The problem:
Pull out every line below containing the word "ylabel".

####

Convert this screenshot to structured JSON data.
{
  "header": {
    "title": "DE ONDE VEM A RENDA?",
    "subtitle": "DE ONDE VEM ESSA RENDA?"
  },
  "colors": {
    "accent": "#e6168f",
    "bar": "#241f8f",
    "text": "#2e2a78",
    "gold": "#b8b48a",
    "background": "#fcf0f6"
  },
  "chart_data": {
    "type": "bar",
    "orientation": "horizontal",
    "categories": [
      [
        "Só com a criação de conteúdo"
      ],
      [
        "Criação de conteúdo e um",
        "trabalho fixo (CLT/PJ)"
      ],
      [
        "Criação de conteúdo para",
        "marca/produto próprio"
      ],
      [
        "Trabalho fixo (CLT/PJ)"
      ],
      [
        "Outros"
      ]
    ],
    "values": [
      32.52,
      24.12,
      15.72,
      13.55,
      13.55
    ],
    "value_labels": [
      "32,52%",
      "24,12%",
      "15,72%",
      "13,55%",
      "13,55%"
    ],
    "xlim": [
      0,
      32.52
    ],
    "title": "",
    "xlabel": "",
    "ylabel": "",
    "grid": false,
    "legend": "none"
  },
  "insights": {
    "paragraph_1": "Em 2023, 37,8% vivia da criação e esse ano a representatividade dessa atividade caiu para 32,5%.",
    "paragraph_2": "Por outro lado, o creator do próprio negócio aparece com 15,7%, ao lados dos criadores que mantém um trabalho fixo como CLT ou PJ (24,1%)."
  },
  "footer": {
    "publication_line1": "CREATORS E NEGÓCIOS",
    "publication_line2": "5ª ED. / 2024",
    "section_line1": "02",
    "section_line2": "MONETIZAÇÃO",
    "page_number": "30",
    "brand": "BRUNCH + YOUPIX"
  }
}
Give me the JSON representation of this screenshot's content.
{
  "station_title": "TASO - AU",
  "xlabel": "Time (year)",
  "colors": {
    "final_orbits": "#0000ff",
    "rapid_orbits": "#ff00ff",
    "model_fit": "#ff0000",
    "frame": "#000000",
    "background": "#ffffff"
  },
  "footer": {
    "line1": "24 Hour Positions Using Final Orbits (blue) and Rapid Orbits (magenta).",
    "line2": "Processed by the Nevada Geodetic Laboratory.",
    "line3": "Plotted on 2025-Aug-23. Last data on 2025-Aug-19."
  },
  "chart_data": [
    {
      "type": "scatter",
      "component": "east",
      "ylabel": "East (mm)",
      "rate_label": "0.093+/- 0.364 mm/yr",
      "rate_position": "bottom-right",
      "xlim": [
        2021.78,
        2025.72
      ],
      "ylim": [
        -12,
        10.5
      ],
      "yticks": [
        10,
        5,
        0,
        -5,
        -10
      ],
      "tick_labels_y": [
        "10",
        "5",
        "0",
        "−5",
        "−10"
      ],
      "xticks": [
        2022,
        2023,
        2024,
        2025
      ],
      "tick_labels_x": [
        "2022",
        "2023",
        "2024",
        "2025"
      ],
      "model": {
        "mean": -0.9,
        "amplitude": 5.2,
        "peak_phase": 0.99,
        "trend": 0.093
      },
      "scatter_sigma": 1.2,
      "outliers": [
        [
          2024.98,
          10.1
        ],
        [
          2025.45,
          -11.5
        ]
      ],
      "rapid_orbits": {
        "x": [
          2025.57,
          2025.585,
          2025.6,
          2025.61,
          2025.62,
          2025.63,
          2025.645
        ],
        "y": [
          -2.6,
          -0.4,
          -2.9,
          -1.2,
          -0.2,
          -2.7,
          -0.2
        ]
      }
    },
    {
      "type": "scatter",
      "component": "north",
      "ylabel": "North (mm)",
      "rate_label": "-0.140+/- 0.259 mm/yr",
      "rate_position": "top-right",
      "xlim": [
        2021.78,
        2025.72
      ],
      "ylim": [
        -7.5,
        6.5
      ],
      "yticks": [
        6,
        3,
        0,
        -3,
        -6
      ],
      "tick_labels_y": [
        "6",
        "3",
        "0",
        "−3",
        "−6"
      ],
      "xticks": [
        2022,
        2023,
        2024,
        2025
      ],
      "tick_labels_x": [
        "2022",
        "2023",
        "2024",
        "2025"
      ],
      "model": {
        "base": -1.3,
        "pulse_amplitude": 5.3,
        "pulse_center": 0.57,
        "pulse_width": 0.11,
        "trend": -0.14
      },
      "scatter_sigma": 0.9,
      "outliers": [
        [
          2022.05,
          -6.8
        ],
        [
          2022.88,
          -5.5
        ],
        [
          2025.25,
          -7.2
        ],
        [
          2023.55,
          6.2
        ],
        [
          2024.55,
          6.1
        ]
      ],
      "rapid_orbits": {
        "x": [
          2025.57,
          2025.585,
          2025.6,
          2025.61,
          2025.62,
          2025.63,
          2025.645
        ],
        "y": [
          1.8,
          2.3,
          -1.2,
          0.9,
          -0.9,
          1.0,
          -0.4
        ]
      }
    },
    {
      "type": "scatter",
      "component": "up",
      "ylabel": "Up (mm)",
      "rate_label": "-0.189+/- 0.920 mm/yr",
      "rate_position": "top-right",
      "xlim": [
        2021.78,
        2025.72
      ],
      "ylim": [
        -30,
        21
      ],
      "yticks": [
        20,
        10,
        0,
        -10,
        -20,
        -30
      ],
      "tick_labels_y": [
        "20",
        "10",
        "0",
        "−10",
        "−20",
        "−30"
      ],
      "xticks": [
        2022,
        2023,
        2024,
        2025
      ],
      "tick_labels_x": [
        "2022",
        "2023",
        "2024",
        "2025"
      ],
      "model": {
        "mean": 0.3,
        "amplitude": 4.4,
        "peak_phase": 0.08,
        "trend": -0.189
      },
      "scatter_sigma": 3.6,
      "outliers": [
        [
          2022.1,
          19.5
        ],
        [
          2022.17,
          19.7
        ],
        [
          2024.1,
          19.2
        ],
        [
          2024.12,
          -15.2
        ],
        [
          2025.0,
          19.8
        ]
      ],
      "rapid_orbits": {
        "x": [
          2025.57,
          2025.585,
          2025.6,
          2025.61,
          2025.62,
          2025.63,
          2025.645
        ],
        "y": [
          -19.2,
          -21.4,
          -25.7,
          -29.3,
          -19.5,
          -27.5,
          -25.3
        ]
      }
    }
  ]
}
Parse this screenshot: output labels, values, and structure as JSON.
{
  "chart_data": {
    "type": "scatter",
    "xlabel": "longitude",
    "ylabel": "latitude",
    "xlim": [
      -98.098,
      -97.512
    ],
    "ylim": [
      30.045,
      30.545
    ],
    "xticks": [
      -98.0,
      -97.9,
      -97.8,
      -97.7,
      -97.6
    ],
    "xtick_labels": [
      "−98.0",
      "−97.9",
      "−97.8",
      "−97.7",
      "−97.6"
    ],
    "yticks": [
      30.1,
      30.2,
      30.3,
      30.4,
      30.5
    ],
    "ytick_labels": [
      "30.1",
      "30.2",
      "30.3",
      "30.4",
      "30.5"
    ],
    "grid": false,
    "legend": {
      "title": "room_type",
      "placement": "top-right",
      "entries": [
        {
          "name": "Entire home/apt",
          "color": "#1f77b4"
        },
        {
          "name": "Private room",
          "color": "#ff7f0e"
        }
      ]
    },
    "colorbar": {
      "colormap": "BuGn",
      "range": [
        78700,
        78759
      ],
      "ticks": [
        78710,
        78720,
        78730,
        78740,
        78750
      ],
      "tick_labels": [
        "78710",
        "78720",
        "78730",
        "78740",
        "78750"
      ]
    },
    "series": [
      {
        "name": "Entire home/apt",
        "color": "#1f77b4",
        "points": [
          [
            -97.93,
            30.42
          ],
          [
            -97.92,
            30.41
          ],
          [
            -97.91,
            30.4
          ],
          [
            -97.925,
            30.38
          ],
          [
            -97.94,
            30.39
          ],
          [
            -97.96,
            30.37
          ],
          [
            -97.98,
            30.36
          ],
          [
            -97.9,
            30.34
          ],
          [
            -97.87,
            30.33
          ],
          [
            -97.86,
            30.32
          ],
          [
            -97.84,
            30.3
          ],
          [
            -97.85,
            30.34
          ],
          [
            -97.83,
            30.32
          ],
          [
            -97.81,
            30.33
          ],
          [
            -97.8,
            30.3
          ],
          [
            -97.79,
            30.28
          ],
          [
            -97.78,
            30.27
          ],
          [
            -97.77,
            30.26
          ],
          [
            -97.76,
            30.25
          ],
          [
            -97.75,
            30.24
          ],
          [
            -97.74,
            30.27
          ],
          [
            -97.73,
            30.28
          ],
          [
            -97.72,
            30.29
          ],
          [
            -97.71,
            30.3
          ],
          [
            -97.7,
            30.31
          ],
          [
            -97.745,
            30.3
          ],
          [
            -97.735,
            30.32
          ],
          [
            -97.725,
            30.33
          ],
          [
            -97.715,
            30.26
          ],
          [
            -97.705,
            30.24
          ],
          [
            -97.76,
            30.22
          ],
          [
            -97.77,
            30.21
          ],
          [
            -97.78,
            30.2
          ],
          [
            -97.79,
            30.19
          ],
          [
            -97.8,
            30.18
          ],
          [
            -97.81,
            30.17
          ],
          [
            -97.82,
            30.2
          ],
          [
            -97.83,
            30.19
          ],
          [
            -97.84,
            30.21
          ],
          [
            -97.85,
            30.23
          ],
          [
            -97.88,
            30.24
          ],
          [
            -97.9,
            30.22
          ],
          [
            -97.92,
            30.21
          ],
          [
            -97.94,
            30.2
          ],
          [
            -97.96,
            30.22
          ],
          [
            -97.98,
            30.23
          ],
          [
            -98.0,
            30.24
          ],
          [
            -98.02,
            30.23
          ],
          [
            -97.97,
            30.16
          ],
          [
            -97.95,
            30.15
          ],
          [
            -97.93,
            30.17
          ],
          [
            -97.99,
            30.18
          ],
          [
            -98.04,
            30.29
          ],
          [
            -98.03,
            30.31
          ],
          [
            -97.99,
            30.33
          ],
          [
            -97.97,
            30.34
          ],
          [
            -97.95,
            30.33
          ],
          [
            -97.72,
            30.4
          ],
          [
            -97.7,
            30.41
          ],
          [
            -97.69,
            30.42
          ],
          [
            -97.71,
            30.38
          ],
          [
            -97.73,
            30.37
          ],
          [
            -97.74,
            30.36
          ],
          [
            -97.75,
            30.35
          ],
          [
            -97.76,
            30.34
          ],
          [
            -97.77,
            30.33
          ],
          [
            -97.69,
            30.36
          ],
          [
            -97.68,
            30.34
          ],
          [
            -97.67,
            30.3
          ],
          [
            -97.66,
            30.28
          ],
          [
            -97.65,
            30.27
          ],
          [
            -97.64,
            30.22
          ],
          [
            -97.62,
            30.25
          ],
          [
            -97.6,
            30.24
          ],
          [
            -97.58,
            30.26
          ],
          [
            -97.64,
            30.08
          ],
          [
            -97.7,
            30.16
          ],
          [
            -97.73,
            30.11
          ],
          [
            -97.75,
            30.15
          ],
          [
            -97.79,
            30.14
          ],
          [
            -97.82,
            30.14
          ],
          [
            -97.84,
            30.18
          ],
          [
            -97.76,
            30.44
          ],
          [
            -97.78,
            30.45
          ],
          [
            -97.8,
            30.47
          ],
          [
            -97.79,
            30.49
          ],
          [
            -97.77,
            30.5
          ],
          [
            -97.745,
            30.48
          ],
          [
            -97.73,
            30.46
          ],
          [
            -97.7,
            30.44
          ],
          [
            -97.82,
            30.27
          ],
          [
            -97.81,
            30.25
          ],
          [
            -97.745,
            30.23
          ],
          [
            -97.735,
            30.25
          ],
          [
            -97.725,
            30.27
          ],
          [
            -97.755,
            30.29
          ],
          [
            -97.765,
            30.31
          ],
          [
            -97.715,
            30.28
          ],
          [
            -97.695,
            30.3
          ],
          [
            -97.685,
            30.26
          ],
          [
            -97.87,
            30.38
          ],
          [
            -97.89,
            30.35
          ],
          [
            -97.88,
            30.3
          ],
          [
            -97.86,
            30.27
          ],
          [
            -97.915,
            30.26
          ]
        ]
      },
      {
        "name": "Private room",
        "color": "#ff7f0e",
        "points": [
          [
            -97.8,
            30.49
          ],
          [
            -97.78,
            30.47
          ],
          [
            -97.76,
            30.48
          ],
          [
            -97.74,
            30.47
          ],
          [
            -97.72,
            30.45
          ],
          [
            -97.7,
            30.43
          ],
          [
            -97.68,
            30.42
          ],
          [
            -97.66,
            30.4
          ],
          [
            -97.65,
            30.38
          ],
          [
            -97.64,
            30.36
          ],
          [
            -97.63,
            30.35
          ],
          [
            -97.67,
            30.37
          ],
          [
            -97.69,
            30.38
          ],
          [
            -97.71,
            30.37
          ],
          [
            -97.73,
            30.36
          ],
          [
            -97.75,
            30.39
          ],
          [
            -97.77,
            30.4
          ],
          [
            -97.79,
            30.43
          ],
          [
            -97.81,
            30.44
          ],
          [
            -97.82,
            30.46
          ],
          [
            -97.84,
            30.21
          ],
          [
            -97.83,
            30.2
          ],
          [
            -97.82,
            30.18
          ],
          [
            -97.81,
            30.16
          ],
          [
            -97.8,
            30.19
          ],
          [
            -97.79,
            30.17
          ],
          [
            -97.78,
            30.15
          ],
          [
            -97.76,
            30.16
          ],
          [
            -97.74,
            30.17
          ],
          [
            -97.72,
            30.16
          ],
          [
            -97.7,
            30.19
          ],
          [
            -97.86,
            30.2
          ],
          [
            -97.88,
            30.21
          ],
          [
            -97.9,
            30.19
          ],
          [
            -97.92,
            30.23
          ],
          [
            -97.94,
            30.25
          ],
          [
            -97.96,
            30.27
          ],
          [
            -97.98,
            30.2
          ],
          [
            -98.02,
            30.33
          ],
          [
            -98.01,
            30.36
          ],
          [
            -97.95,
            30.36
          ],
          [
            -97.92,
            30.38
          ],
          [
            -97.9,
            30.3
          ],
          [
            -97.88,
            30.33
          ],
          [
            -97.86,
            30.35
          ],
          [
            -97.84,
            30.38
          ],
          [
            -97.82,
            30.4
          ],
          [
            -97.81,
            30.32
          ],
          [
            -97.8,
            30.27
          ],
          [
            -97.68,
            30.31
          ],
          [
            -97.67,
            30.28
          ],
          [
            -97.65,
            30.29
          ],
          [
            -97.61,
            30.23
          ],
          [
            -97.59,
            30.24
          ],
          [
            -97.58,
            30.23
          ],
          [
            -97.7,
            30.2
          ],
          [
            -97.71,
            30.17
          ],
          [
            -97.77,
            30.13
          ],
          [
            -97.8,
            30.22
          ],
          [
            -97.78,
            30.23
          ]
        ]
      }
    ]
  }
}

####

The output:
    "ylabel": "",
      "ylabel": "East (mm)",
      "ylabel": "North (mm)",
      "ylabel": "Up (mm)",
    "ylabel": "latitude",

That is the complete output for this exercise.